* **Exercise directions**
Restate all the material verbatim, except for the pictures.

* **Entries supplied**
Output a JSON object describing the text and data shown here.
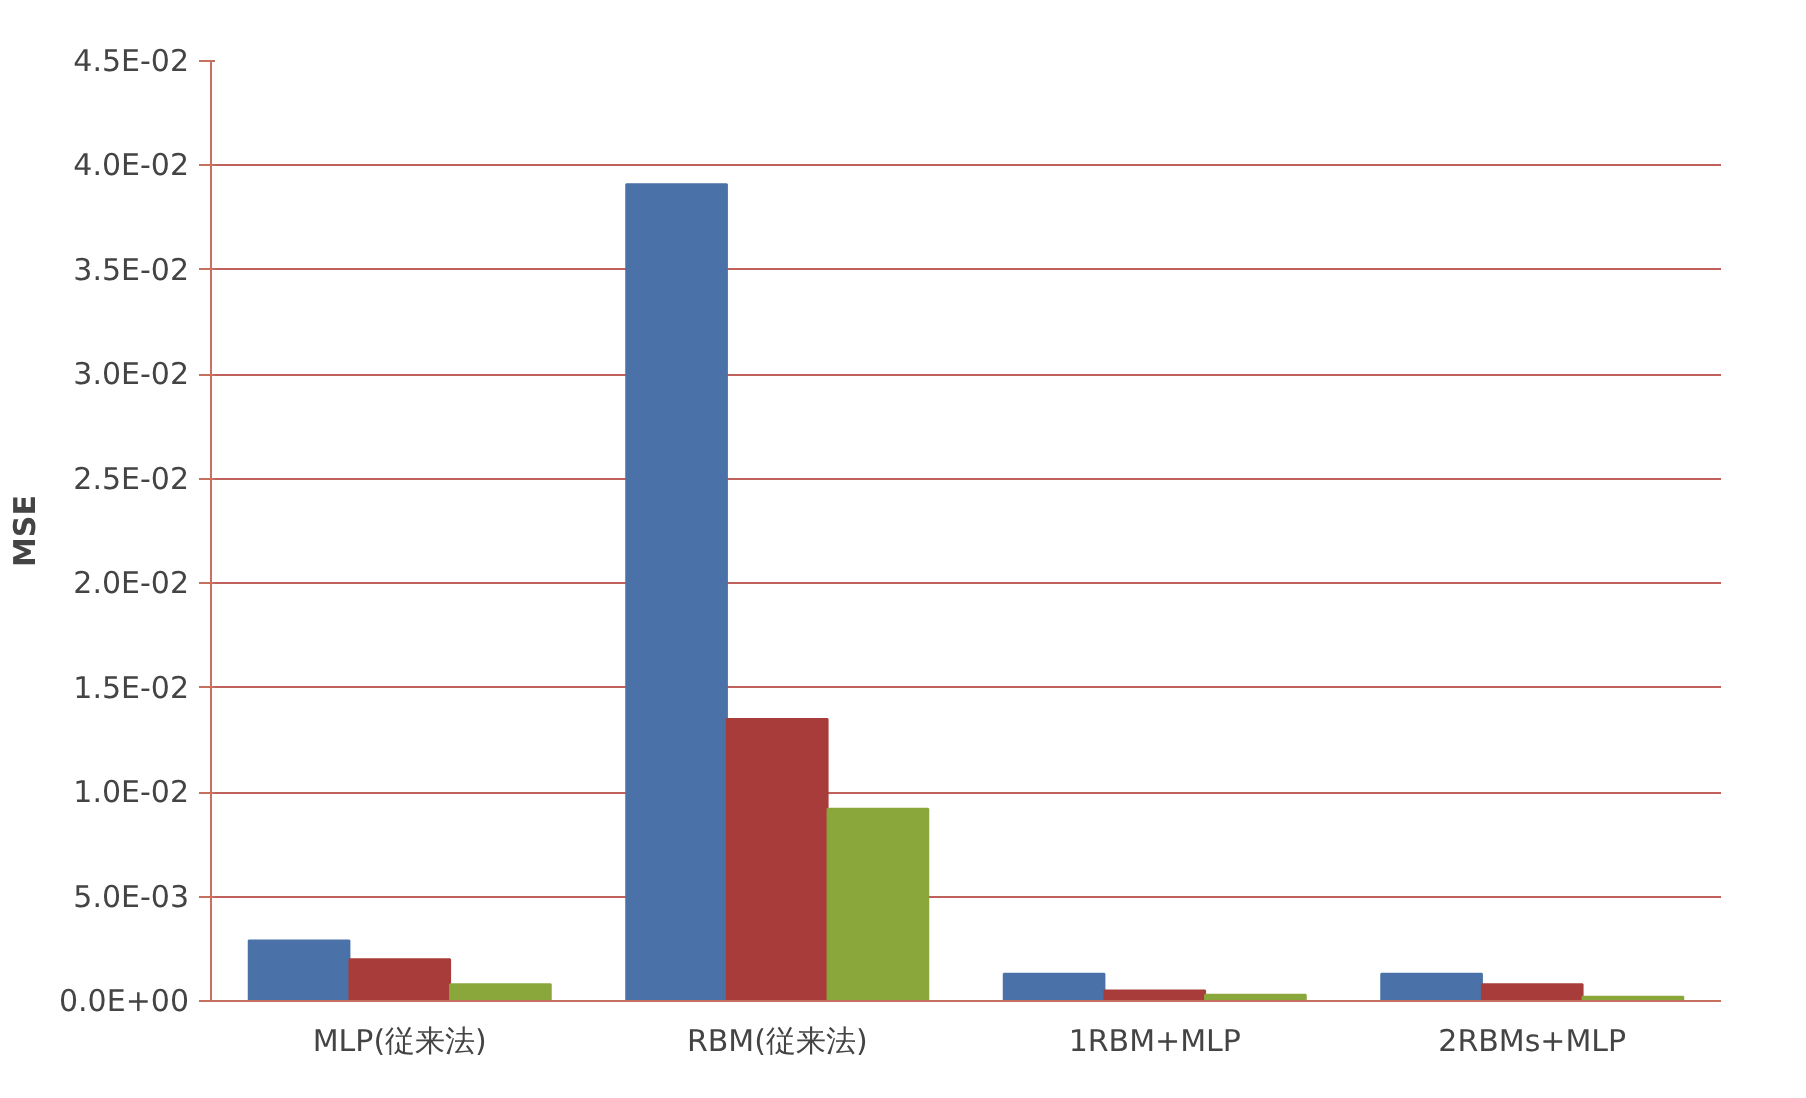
{
  "chart_data": {
    "type": "bar",
    "ylabel": "MSE",
    "categories": [
      "MLP(従来法)",
      "RBM(従来法)",
      "1RBM+MLP",
      "2RBMs+MLP"
    ],
    "series": [
      {
        "color": "#4a72a8",
        "values": [
          0.0029,
          0.0391,
          0.0013,
          0.0013
        ]
      },
      {
        "color": "#a83c3a",
        "values": [
          0.002,
          0.0135,
          0.0005,
          0.0008
        ]
      },
      {
        "color": "#8aa73c",
        "values": [
          0.0008,
          0.0092,
          0.0003,
          0.0002
        ]
      }
    ],
    "ylim": [
      0,
      0.045
    ],
    "yticks": [
      {
        "value": 0,
        "label": "0.0E+00"
      },
      {
        "value": 0.005,
        "label": "5.0E-03"
      },
      {
        "value": 0.01,
        "label": "1.0E-02"
      },
      {
        "value": 0.015,
        "label": "1.5E-02"
      },
      {
        "value": 0.02,
        "label": "2.0E-02"
      },
      {
        "value": 0.025,
        "label": "2.5E-02"
      },
      {
        "value": 0.03,
        "label": "3.0E-02"
      },
      {
        "value": 0.035,
        "label": "3.5E-02"
      },
      {
        "value": 0.04,
        "label": "4.0E-02"
      },
      {
        "value": 0.045,
        "label": "4.5E-02"
      }
    ],
    "grid": "y"
  }
}
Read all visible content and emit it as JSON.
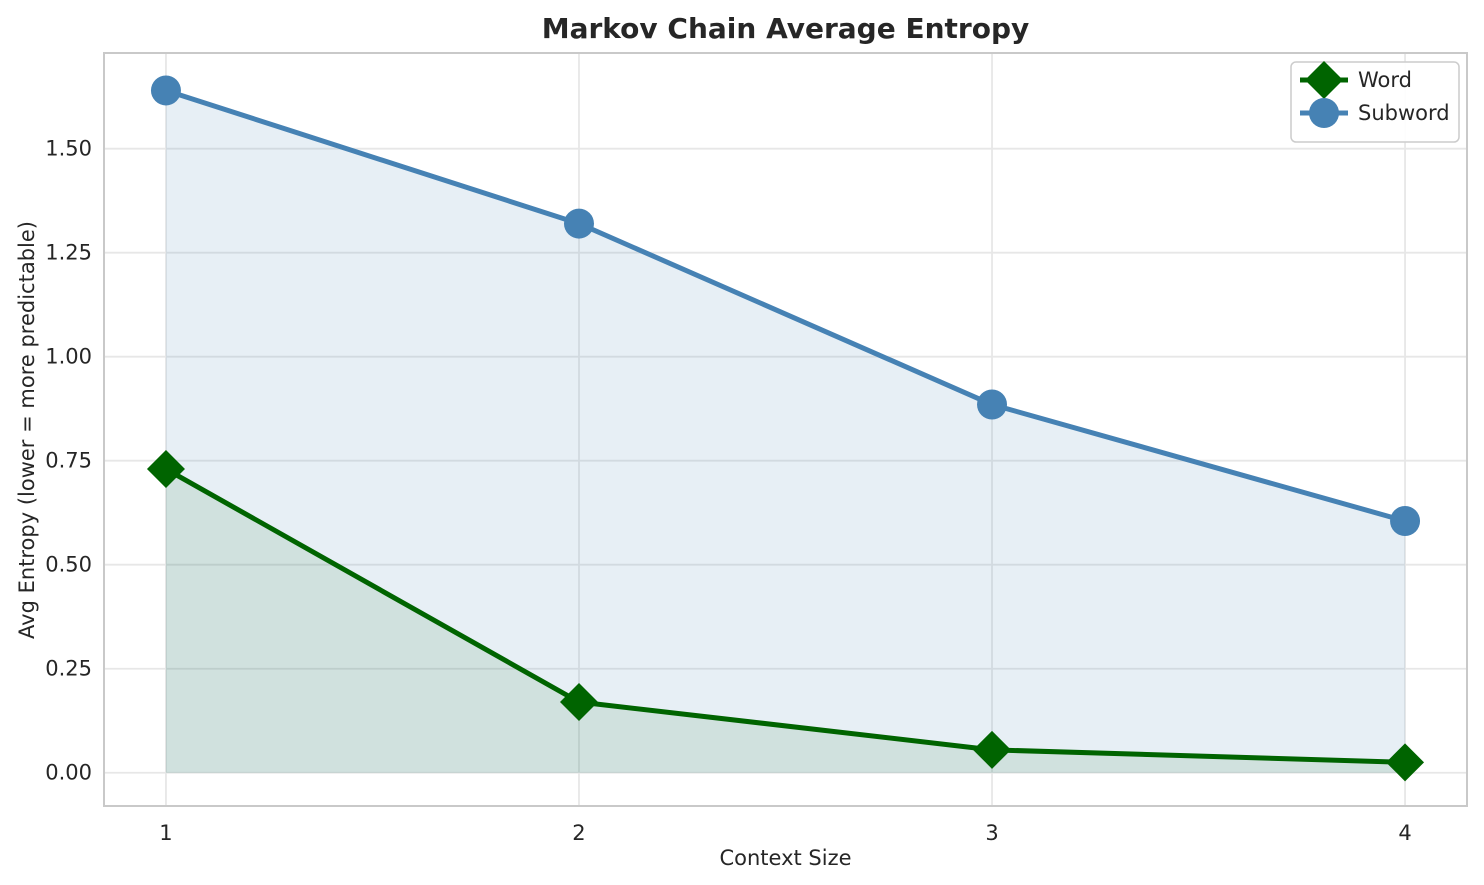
{
  "chart_data": {
    "type": "line",
    "title": "Markov Chain Average Entropy",
    "xlabel": "Context Size",
    "ylabel": "Avg Entropy (lower = more predictable)",
    "x": [
      1,
      2,
      3,
      4
    ],
    "series": [
      {
        "name": "Word",
        "values": [
          0.73,
          0.17,
          0.055,
          0.025
        ],
        "color": "#006400",
        "marker": "diamond",
        "fill_alpha": 0.1
      },
      {
        "name": "Subword",
        "values": [
          1.64,
          1.32,
          0.885,
          0.605
        ],
        "color": "#4682b4",
        "marker": "circle",
        "fill_alpha": 0.13
      }
    ],
    "xlim": [
      0.85,
      4.15
    ],
    "ylim": [
      -0.08,
      1.73
    ],
    "xticks": [
      1,
      2,
      3,
      4
    ],
    "xtick_labels": [
      "1",
      "2",
      "3",
      "4"
    ],
    "yticks": [
      0.0,
      0.25,
      0.5,
      0.75,
      1.0,
      1.25,
      1.5
    ],
    "ytick_labels": [
      "0.00",
      "0.25",
      "0.50",
      "0.75",
      "1.00",
      "1.25",
      "1.50"
    ],
    "grid": true,
    "area_fill_baseline": 0,
    "legend": {
      "position": "upper right",
      "items": [
        "Word",
        "Subword"
      ]
    },
    "colors": {
      "grid": "#e7e7e7",
      "spine": "#c9c9c9",
      "text": "#262626",
      "background": "#ffffff"
    }
  }
}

* **Response to the task**
Output a JSON object describing the text and data shown here.
{
  "chart_data": {
    "type": "bar",
    "ylabel": "MSE",
    "categories": [
      "MLP(従来法)",
      "RBM(従来法)",
      "1RBM+MLP",
      "2RBMs+MLP"
    ],
    "series": [
      {
        "color": "#4a72a8",
        "values": [
          0.0029,
          0.0391,
          0.0013,
          0.0013
        ]
      },
      {
        "color": "#a83c3a",
        "values": [
          0.002,
          0.0135,
          0.0005,
          0.0008
        ]
      },
      {
        "color": "#8aa73c",
        "values": [
          0.0008,
          0.0092,
          0.0003,
          0.0002
        ]
      }
    ],
    "ylim": [
      0,
      0.045
    ],
    "yticks": [
      {
        "value": 0,
        "label": "0.0E+00"
      },
      {
        "value": 0.005,
        "label": "5.0E-03"
      },
      {
        "value": 0.01,
        "label": "1.0E-02"
      },
      {
        "value": 0.015,
        "label": "1.5E-02"
      },
      {
        "value": 0.02,
        "label": "2.0E-02"
      },
      {
        "value": 0.025,
        "label": "2.5E-02"
      },
      {
        "value": 0.03,
        "label": "3.0E-02"
      },
      {
        "value": 0.035,
        "label": "3.5E-02"
      },
      {
        "value": 0.04,
        "label": "4.0E-02"
      },
      {
        "value": 0.045,
        "label": "4.5E-02"
      }
    ],
    "grid": "y"
  }
}
Read all visible content and emit it as JSON.
{
  "chart_data": {
    "type": "line",
    "title": "Markov Chain Average Entropy",
    "xlabel": "Context Size",
    "ylabel": "Avg Entropy (lower = more predictable)",
    "x": [
      1,
      2,
      3,
      4
    ],
    "series": [
      {
        "name": "Word",
        "values": [
          0.73,
          0.17,
          0.055,
          0.025
        ],
        "color": "#006400",
        "marker": "diamond",
        "fill_alpha": 0.1
      },
      {
        "name": "Subword",
        "values": [
          1.64,
          1.32,
          0.885,
          0.605
        ],
        "color": "#4682b4",
        "marker": "circle",
        "fill_alpha": 0.13
      }
    ],
    "xlim": [
      0.85,
      4.15
    ],
    "ylim": [
      -0.08,
      1.73
    ],
    "xticks": [
      1,
      2,
      3,
      4
    ],
    "xtick_labels": [
      "1",
      "2",
      "3",
      "4"
    ],
    "yticks": [
      0.0,
      0.25,
      0.5,
      0.75,
      1.0,
      1.25,
      1.5
    ],
    "ytick_labels": [
      "0.00",
      "0.25",
      "0.50",
      "0.75",
      "1.00",
      "1.25",
      "1.50"
    ],
    "grid": true,
    "area_fill_baseline": 0,
    "legend": {
      "position": "upper right",
      "items": [
        "Word",
        "Subword"
      ]
    },
    "colors": {
      "grid": "#e7e7e7",
      "spine": "#c9c9c9",
      "text": "#262626",
      "background": "#ffffff"
    }
  }
}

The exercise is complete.